Exercise goal: Render the following material again verbatim, leaving nothing out.
BEGIN
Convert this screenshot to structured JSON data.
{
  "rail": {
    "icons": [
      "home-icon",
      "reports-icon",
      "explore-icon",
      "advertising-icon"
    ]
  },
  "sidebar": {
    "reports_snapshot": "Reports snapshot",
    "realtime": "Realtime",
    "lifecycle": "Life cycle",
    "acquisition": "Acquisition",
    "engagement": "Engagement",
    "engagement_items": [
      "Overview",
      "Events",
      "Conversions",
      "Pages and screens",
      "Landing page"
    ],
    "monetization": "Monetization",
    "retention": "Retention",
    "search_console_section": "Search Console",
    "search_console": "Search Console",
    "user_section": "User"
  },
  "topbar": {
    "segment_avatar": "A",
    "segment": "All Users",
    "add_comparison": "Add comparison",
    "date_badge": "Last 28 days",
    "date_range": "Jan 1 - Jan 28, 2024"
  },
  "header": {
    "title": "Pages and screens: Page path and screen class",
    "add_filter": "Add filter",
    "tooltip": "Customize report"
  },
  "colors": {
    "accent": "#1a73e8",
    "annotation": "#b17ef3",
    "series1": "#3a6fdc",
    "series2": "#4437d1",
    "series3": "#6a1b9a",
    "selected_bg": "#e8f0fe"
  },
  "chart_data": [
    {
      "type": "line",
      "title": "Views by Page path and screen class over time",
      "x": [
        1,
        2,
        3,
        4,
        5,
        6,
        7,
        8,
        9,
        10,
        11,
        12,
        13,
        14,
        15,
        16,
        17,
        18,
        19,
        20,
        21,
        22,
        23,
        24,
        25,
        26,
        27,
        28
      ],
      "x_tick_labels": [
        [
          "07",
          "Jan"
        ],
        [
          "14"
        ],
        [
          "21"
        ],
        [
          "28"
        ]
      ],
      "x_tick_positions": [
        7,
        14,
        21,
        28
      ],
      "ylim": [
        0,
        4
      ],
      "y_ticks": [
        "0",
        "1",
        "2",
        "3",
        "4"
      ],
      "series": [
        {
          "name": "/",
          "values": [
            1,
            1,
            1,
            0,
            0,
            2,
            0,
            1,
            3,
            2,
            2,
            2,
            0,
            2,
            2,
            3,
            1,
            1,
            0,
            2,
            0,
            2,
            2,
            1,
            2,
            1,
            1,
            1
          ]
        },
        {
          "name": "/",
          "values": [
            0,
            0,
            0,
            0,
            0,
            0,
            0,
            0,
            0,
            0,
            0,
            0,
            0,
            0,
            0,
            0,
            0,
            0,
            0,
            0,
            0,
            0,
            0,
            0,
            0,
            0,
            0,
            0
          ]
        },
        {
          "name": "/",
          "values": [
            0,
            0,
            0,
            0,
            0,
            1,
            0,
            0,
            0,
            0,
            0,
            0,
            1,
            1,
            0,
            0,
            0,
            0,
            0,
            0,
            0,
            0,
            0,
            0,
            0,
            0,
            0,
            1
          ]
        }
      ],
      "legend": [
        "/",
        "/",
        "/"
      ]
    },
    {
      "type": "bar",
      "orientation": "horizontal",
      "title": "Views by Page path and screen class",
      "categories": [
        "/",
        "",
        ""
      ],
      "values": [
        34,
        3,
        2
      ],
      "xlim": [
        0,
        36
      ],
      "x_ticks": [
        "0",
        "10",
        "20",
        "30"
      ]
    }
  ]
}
END
Answer to the task:
Convert this screenshot to structured JSON data.
{
  "rail": {
    "icons": [
      "home-icon",
      "reports-icon",
      "explore-icon",
      "advertising-icon"
    ]
  },
  "sidebar": {
    "reports_snapshot": "Reports snapshot",
    "realtime": "Realtime",
    "lifecycle": "Life cycle",
    "acquisition": "Acquisition",
    "engagement": "Engagement",
    "engagement_items": [
      "Overview",
      "Events",
      "Conversions",
      "Pages and screens",
      "Landing page"
    ],
    "monetization": "Monetization",
    "retention": "Retention",
    "search_console_section": "Search Console",
    "search_console": "Search Console",
    "user_section": "User"
  },
  "topbar": {
    "segment_avatar": "A",
    "segment": "All Users",
    "add_comparison": "Add comparison",
    "date_badge": "Last 28 days",
    "date_range": "Jan 1 - Jan 28, 2024"
  },
  "header": {
    "title": "Pages and screens: Page path and screen class",
    "add_filter": "Add filter",
    "tooltip": "Customize report"
  },
  "colors": {
    "accent": "#1a73e8",
    "annotation": "#b17ef3",
    "series1": "#3a6fdc",
    "series2": "#4437d1",
    "series3": "#6a1b9a",
    "selected_bg": "#e8f0fe"
  },
  "chart_data": [
    {
      "type": "line",
      "title": "Views by Page path and screen class over time",
      "x": [
        1,
        2,
        3,
        4,
        5,
        6,
        7,
        8,
        9,
        10,
        11,
        12,
        13,
        14,
        15,
        16,
        17,
        18,
        19,
        20,
        21,
        22,
        23,
        24,
        25,
        26,
        27,
        28
      ],
      "x_tick_labels": [
        [
          "07",
          "Jan"
        ],
        [
          "14"
        ],
        [
          "21"
        ],
        [
          "28"
        ]
      ],
      "x_tick_positions": [
        7,
        14,
        21,
        28
      ],
      "ylim": [
        0,
        4
      ],
      "y_ticks": [
        "0",
        "1",
        "2",
        "3",
        "4"
      ],
      "series": [
        {
          "name": "/",
          "values": [
            1,
            1,
            1,
            0,
            0,
            2,
            0,
            1,
            3,
            2,
            2,
            2,
            0,
            2,
            2,
            3,
            1,
            1,
            0,
            2,
            0,
            2,
            2,
            1,
            2,
            1,
            1,
            1
          ]
        },
        {
          "name": "/",
          "values": [
            0,
            0,
            0,
            0,
            0,
            0,
            0,
            0,
            0,
            0,
            0,
            0,
            0,
            0,
            0,
            0,
            0,
            0,
            0,
            0,
            0,
            0,
            0,
            0,
            0,
            0,
            0,
            0
          ]
        },
        {
          "name": "/",
          "values": [
            0,
            0,
            0,
            0,
            0,
            1,
            0,
            0,
            0,
            0,
            0,
            0,
            1,
            1,
            0,
            0,
            0,
            0,
            0,
            0,
            0,
            0,
            0,
            0,
            0,
            0,
            0,
            1
          ]
        }
      ],
      "legend": [
        "/",
        "/",
        "/"
      ]
    },
    {
      "type": "bar",
      "orientation": "horizontal",
      "title": "Views by Page path and screen class",
      "categories": [
        "/",
        "",
        ""
      ],
      "values": [
        34,
        3,
        2
      ],
      "xlim": [
        0,
        36
      ],
      "x_ticks": [
        "0",
        "10",
        "20",
        "30"
      ]
    }
  ]
}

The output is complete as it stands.